What is required ▸ Wherever the string "اطلاعات" appears, copy the whole line.

Dataset entries ▸
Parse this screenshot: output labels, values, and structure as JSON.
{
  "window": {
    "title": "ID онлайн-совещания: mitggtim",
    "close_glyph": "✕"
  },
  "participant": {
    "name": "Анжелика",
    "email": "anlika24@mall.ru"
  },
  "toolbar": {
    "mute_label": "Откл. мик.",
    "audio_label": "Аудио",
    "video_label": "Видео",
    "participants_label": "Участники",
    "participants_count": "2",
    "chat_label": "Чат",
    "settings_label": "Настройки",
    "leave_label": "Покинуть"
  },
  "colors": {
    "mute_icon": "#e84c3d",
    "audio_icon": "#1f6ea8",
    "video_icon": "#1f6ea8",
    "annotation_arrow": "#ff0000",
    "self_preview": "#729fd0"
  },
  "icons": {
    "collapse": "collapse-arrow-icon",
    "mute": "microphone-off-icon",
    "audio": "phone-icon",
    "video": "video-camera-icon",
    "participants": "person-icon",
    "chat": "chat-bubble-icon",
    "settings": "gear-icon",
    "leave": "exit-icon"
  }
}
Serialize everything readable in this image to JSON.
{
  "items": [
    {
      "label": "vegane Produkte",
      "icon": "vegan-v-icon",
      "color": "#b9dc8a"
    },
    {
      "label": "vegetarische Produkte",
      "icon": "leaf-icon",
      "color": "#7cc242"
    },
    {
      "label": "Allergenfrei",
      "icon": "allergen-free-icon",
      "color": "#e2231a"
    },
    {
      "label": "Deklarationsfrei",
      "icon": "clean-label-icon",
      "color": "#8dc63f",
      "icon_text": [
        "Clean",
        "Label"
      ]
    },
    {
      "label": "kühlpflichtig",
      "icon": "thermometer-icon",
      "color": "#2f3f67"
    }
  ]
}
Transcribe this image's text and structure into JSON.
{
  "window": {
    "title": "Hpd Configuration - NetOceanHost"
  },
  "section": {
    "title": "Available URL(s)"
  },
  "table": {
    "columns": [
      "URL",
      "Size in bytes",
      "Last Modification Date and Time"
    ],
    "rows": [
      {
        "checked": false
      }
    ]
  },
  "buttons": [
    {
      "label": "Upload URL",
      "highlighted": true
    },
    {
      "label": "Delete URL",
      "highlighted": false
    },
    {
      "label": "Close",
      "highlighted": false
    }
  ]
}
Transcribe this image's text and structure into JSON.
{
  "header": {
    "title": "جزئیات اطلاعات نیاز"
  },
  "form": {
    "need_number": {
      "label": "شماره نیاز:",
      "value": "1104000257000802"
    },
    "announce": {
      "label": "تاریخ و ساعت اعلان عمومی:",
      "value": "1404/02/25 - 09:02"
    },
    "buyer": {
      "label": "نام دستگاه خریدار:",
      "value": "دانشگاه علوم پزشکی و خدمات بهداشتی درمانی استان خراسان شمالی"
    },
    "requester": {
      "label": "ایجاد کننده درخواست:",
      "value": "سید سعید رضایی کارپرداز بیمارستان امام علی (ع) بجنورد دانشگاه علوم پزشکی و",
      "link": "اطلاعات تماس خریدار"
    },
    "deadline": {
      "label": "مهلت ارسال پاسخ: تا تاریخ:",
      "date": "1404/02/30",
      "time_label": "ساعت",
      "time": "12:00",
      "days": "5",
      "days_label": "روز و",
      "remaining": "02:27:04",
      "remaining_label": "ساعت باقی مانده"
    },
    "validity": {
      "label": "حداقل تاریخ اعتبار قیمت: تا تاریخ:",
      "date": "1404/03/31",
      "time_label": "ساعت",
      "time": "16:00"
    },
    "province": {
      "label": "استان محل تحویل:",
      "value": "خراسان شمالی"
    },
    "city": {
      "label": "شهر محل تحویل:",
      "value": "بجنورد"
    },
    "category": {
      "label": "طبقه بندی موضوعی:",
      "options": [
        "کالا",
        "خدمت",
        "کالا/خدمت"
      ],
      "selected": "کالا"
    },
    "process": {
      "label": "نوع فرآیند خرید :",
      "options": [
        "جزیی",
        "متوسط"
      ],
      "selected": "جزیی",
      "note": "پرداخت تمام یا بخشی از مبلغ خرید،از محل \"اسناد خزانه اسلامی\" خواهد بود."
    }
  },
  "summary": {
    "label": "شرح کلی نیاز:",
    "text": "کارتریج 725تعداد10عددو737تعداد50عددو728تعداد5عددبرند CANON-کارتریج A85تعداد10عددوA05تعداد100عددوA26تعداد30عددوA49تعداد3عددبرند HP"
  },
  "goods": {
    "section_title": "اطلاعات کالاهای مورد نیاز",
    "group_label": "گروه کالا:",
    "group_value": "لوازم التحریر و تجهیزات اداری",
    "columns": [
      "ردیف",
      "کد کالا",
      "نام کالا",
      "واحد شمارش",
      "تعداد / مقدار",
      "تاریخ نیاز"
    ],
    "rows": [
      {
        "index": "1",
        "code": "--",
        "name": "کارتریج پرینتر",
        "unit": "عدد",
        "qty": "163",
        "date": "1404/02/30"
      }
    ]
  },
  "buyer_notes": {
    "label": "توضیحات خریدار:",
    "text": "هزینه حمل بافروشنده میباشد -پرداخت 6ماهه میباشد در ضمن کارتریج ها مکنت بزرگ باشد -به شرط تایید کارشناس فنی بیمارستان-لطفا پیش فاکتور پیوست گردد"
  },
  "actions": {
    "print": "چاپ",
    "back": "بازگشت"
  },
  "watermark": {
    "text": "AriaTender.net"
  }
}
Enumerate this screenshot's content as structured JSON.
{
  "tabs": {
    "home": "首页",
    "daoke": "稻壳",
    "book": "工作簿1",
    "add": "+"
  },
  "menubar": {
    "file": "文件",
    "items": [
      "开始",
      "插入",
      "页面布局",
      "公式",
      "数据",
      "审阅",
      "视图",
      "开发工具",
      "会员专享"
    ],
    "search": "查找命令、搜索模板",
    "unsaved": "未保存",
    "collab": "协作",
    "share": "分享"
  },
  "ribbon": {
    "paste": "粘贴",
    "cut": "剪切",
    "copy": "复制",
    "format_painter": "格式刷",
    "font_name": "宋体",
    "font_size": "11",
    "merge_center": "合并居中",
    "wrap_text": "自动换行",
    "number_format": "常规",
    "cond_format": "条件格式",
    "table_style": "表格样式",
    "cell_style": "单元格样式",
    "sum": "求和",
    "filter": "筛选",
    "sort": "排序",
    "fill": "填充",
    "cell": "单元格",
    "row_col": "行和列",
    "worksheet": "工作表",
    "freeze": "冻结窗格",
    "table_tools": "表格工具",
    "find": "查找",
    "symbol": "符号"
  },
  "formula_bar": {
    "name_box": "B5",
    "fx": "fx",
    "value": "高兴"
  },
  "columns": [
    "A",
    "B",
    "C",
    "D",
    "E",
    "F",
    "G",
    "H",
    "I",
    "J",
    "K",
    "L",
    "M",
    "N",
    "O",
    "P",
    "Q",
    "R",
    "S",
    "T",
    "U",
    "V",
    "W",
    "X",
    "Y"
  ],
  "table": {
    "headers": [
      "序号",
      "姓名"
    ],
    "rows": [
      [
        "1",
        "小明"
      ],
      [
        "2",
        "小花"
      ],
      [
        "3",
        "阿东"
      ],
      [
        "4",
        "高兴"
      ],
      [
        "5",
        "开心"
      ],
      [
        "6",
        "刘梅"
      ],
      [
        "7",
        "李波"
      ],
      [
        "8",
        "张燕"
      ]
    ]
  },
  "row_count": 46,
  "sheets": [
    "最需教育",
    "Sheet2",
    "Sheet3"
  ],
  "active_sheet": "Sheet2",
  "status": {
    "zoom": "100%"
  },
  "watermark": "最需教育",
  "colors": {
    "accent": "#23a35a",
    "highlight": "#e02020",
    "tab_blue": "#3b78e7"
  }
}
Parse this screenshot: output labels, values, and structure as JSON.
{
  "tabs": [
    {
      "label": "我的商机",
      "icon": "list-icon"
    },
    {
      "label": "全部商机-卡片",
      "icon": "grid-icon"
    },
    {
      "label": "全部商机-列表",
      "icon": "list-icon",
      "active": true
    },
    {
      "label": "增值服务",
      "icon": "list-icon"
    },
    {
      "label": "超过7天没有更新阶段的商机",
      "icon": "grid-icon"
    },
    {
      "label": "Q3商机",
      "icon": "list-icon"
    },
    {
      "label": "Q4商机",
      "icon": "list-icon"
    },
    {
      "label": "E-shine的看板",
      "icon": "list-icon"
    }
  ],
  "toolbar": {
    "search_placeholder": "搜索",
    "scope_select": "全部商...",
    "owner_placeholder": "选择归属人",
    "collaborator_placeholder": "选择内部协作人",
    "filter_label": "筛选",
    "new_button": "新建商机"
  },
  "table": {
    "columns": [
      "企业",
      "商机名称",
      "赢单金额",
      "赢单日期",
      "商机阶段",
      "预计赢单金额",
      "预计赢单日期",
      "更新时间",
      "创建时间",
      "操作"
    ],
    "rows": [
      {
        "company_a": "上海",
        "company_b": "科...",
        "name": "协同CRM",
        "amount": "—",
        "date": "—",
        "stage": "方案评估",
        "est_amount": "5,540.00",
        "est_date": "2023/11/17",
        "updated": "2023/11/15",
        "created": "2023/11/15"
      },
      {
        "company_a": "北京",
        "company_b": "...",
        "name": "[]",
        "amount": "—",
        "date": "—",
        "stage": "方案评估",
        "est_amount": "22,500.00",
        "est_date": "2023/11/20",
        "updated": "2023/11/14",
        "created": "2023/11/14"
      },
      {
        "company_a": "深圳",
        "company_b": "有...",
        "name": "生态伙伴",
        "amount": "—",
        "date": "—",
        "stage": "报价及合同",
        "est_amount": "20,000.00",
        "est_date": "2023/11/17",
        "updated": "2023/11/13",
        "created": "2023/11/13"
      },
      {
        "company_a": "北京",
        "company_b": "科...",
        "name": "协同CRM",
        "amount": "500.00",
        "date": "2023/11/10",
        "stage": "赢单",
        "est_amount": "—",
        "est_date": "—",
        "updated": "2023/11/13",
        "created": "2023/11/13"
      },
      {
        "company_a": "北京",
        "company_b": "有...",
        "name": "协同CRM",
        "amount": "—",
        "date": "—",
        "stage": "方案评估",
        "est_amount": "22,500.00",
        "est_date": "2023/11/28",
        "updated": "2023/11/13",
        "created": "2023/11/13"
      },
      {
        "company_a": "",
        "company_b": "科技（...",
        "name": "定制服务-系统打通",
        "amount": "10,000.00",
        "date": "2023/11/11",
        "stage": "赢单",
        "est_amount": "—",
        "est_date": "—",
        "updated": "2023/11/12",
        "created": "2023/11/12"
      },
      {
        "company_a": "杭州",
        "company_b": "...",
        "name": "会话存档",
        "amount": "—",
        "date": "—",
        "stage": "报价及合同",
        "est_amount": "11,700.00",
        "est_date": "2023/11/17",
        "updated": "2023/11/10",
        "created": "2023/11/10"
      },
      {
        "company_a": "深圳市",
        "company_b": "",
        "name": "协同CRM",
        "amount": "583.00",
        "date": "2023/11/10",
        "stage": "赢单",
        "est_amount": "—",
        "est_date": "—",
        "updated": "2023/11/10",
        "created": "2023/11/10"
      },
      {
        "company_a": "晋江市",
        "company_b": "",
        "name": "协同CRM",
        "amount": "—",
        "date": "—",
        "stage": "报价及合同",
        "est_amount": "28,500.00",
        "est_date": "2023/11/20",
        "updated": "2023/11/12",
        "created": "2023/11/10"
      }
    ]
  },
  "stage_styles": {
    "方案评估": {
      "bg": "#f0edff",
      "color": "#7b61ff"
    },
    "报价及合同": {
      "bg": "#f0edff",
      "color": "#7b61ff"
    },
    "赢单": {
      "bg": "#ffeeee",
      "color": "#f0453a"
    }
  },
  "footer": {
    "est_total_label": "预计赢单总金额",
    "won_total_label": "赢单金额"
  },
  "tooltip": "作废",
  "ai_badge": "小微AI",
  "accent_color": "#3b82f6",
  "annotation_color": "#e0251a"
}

Output for this exercise ▸
    "title": "جزئیات اطلاعات نیاز"
      "link": "اطلاعات تماس خریدار"
    "section_title": "اطلاعات کالاهای مورد نیاز",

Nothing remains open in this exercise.